Sayfa metni:
--

İçeriğe geçmek için "Enter"a basın

Alaturka nağmeler

Sevan Nişanyan
“Almanya’da yabancılara Türk sanat müziğini anlatırken “türkische Kunstmusik” diyoruz. Türk Sanat Müziği ismi sizce uygun mu? Yoksa bu da uydurulmuş bir isim mi?” “Türk sanat müziği” TRT’nin yanılmıyorsam 1960’larda, hatta 1970’lerde uydurduğu bir bürokratik kamuflaj tabiridir. Sanat olmayan müzik mi var? Varsa hangisi? Bence bu kasten yanıltıcı başlık altında birbiriyle alakasız üç müzik türü bir araya getiriliyor. Aralarındaki ilişki aşağı yukarı Beethoven ile Beatles arasındaki kadardır -aynı coğrafya, benzer perde dizileri, o kadar.

--

Görevler:
**A)** Türk sanat müziği adlandırması üzerine yazılmış sayfa metnindeki soru cümlelerinin tamamını sıralayınız.
**B)** Kayıtlarda "- interest-rate-slider[interactable]: [1223, 328, 1586, 335]" ifadesini içeren satırdan başlayıp kayıtların sonunda biten satırları, boş satırlar hariç, numaralı liste olarak veriniz.

Bir koleksiyondan çıkarılmış veriler:
--

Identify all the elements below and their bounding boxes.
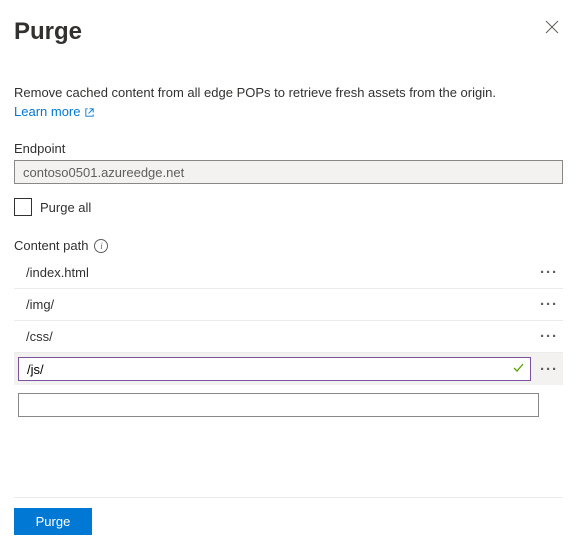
footer: Purge — [14, 508, 563, 535]
purge-all-checkbox[interactable] — [14, 198, 32, 216]
path-row-empty — [14, 389, 563, 421]
path-row[interactable]: /img/ ··· — [14, 289, 563, 321]
panel-header: Purge — [14, 18, 563, 46]
endpoint-input[interactable] — [14, 160, 563, 184]
panel-title: Purge — [14, 18, 82, 46]
learn-more-link[interactable]: Learn more — [14, 104, 95, 119]
close-icon[interactable] — [541, 18, 563, 40]
path-row-active: ··· — [14, 353, 563, 385]
more-icon[interactable]: ··· — [535, 264, 563, 281]
purge-button[interactable]: Purge — [14, 508, 92, 535]
endpoint-label: Endpoint — [14, 141, 563, 156]
purge-all-row: Purge all — [14, 198, 563, 216]
content-path-list: /index.html ··· /img/ ··· /css/ ··· ··· — [14, 257, 563, 421]
description-text: Remove cached content from all edge POPs… — [14, 84, 563, 102]
content-path-label: Content path i — [14, 238, 563, 253]
path-value: /img/ — [14, 297, 535, 312]
checkmark-icon — [512, 361, 525, 377]
info-icon[interactable]: i — [94, 239, 108, 253]
footer-divider — [14, 497, 563, 498]
learn-more-label: Learn more — [14, 104, 80, 119]
path-input-empty[interactable] — [18, 393, 539, 417]
path-row[interactable]: /css/ ··· — [14, 321, 563, 353]
purge-all-label: Purge all — [40, 200, 91, 215]
more-icon[interactable]: ··· — [535, 361, 563, 378]
path-value: /css/ — [14, 329, 535, 344]
external-link-icon — [84, 106, 95, 117]
path-input-active[interactable] — [18, 357, 531, 381]
path-row[interactable]: /index.html ··· — [14, 257, 563, 289]
path-value: /index.html — [14, 265, 535, 280]
more-icon[interactable]: ··· — [535, 328, 563, 345]
more-icon[interactable]: ··· — [535, 296, 563, 313]
content-path-label-text: Content path — [14, 238, 88, 253]
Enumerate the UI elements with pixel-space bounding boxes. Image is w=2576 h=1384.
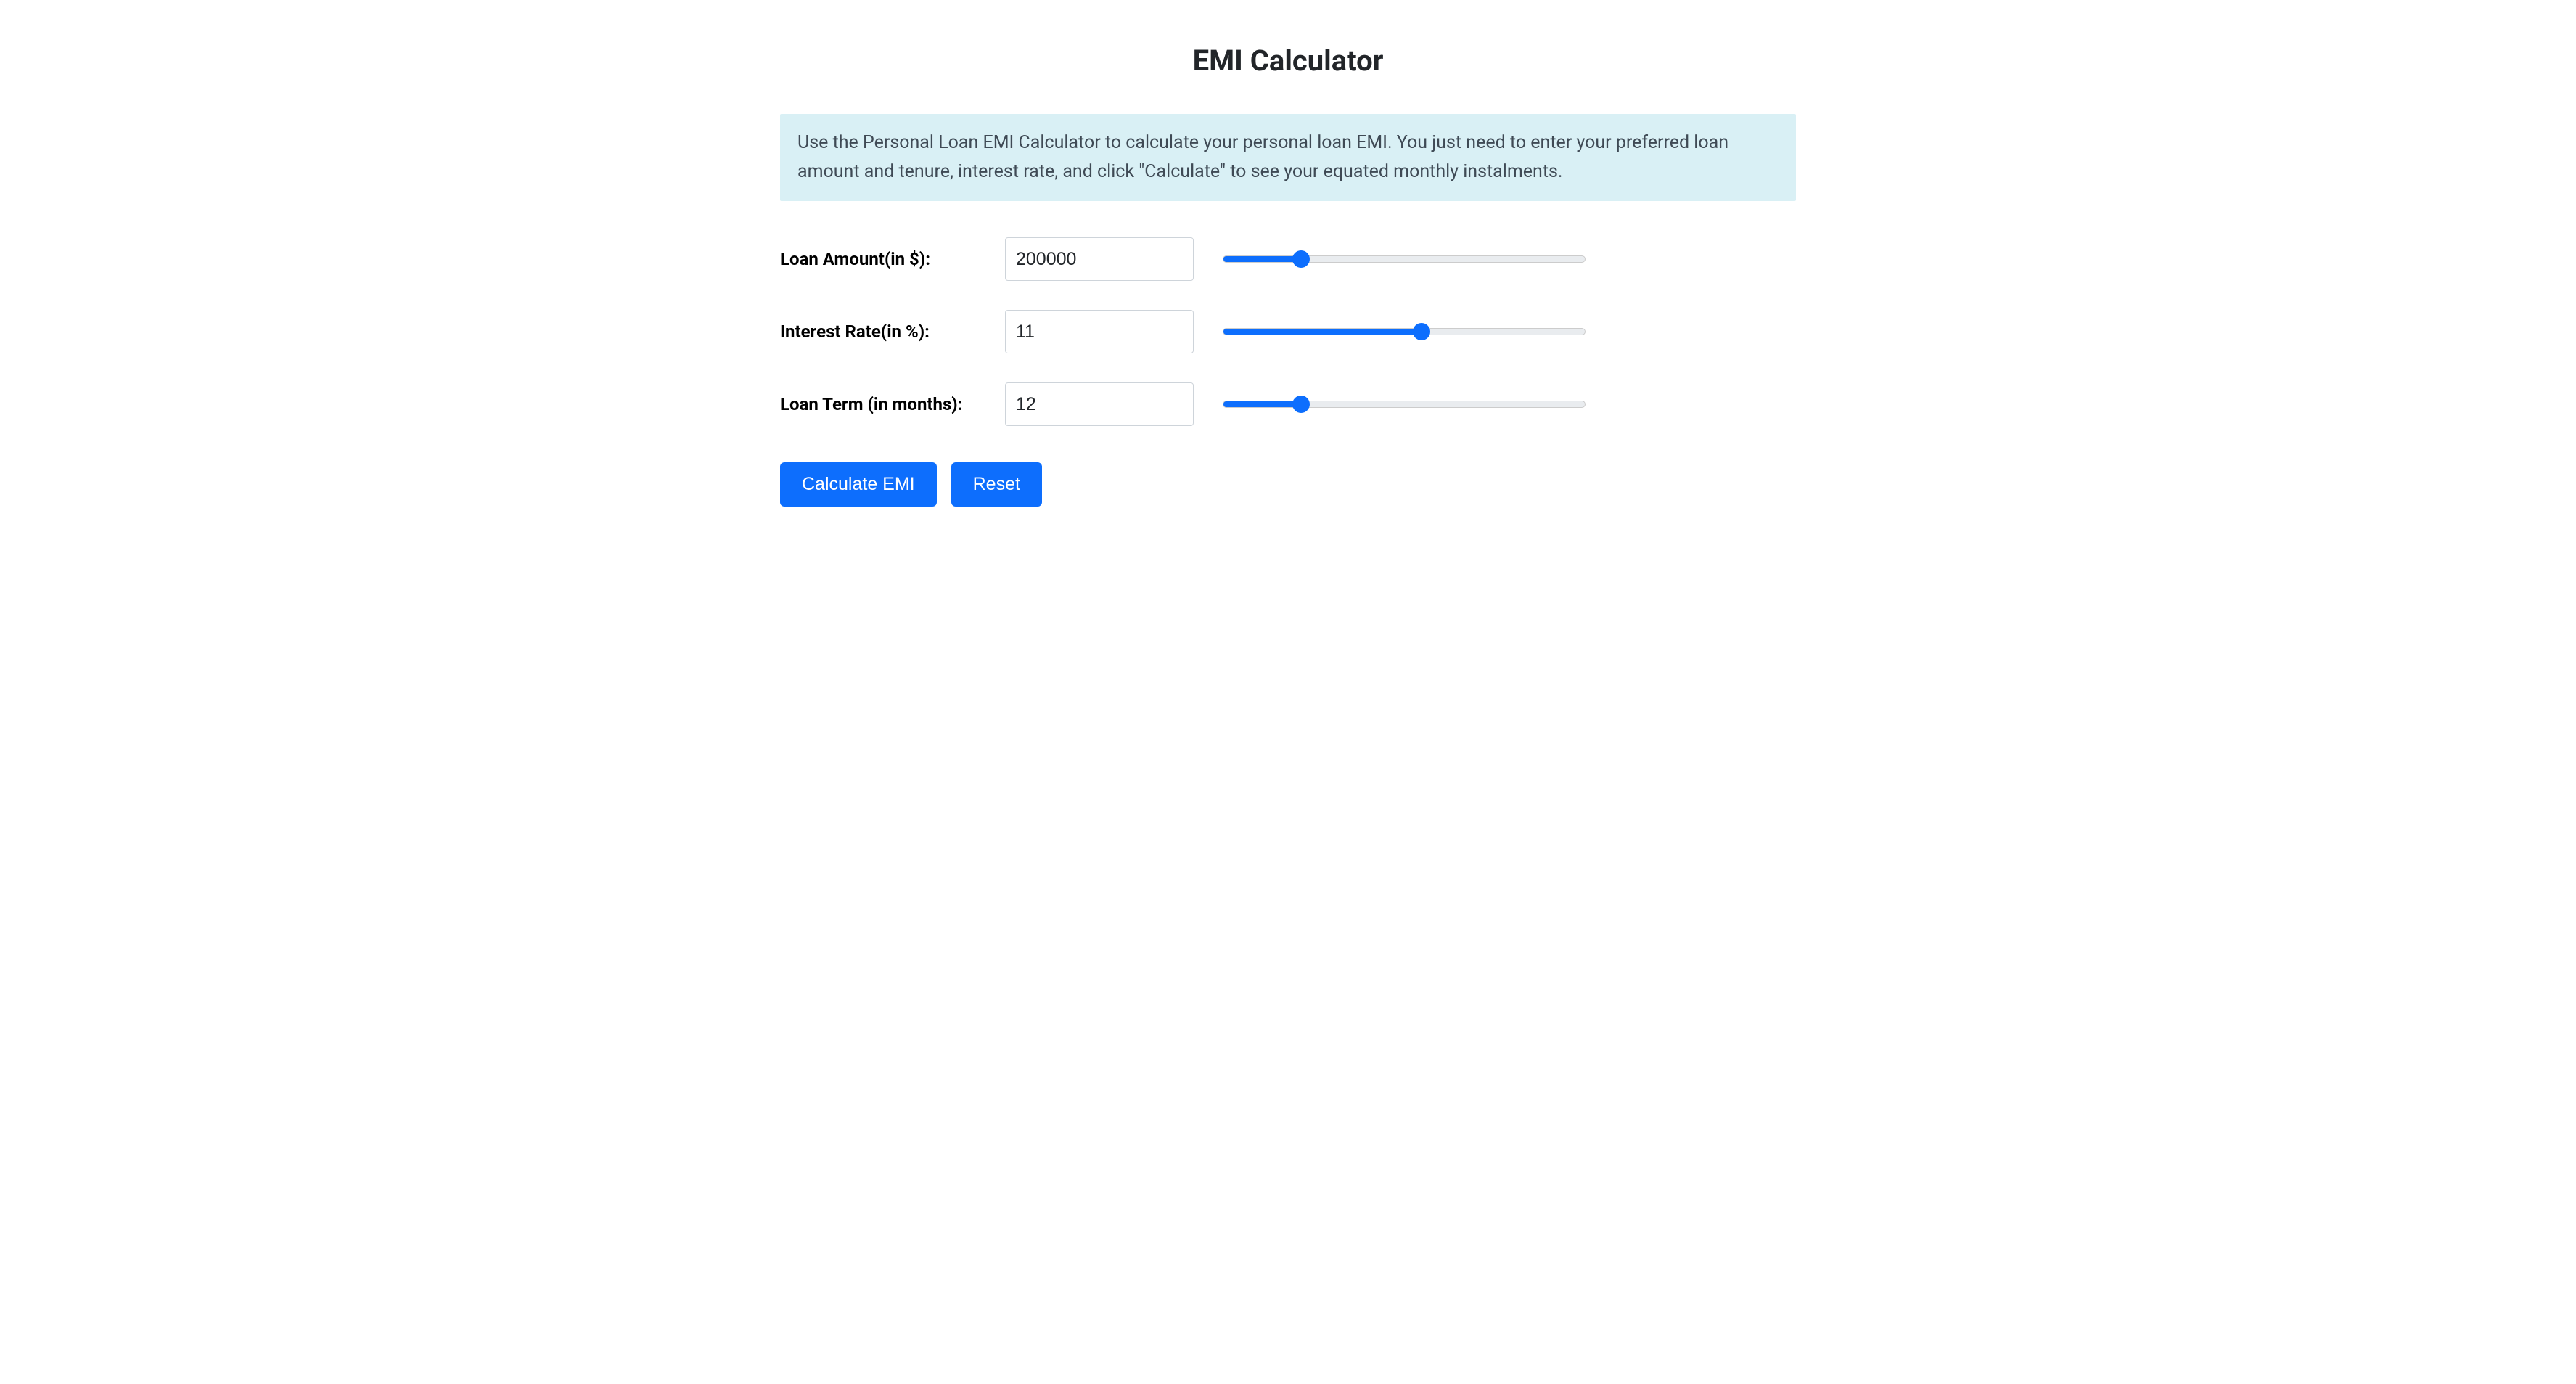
- interest-rate-slider[interactable]: [1223, 328, 1586, 335]
- loan-amount-slider[interactable]: [1223, 255, 1586, 263]
- loan-term-slider-wrap: [1201, 401, 1586, 408]
- loan-term-label: Loan Term (in months):: [780, 394, 998, 414]
- loan-amount-input[interactable]: [1005, 237, 1194, 281]
- loan-amount-label: Loan Amount(in $):: [780, 249, 998, 269]
- loan-term-slider[interactable]: [1223, 401, 1586, 408]
- description-box: Use the Personal Loan EMI Calculator to …: [780, 114, 1796, 201]
- reset-button[interactable]: Reset: [951, 462, 1042, 507]
- interest-rate-label: Interest Rate(in %):: [780, 322, 998, 342]
- interest-rate-row: Interest Rate(in %):: [780, 310, 1796, 353]
- loan-amount-slider-wrap: [1201, 255, 1586, 263]
- interest-rate-slider-wrap: [1201, 328, 1586, 335]
- loan-amount-row: Loan Amount(in $):: [780, 237, 1796, 281]
- loan-term-row: Loan Term (in months):: [780, 382, 1796, 426]
- page-title: EMI Calculator: [780, 44, 1796, 78]
- button-row: Calculate EMI Reset: [780, 462, 1796, 507]
- emi-calculator: EMI Calculator Use the Personal Loan EMI…: [780, 44, 1796, 507]
- interest-rate-input[interactable]: [1005, 310, 1194, 353]
- loan-term-input[interactable]: [1005, 382, 1194, 426]
- calculate-emi-button[interactable]: Calculate EMI: [780, 462, 937, 507]
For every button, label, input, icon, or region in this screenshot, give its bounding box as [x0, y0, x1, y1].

--

Görev yanıtları:
**A)**
1. Türk Sanat Müziği ismi sizce uygun mu?
2. Yoksa bu da uydurulmuş bir isim mi?
3. Sanat olmayan müzik mi var?
4. Varsa hangisi?

**B)**
1. - interest-rate-slider[interactable]: [1223, 328, 1586, 335]
2. - loan-amount-slider[interactable]: [1223, 255, 1586, 263]
3. - loan-term-slider-wrap: [1201, 401, 1586, 408]
4. - loan-term-label: Loan Term (in months):: [780, 394, 998, 414]
5. - loan-amount-input[interactable]: [1005, 237, 1194, 281]
6. - loan-amount-label: Loan Amount(in $):: [780, 249, 998, 269]
7. - loan-term-slider[interactable]: [1223, 401, 1586, 408]
8. - description-box: Use the Personal Loan EMI Calculator to …: [780, 114, 1796, 201]
9. - reset-button[interactable]: Reset: [951, 462, 1042, 507]
10. - interest-rate-label: Interest Rate(in %):: [780, 322, 998, 342]
11. - interest-rate-row: Interest Rate(in %):: [780, 310, 1796, 353]
12. - loan-amount-slider-wrap: [1201, 255, 1586, 263]
13. - interest-rate-slider-wrap: [1201, 328, 1586, 335]
14. - loan-amount-row: Loan Amount(in $):: [780, 237, 1796, 281]
15. - loan-term-row: Loan Term (in months):: [780, 382, 1796, 426]
16. - page-title: EMI Calculator: [780, 44, 1796, 78]
17. - button-row: Calculate EMI Reset: [780, 462, 1796, 507]
18. - emi-calculator: EMI Calculator Use the Personal Loan EMI…: [780, 44, 1796, 507]
19. - interest-rate-input[interactable]: [1005, 310, 1194, 353]
20. - loan-term-input[interactable]: [1005, 382, 1194, 426]
21. - calculate-emi-button[interactable]: Calculate EMI: [780, 462, 937, 507]
22. For every button, label, input, icon, or region in this screenshot, give its bounding box as [x0, y0, x1, y1].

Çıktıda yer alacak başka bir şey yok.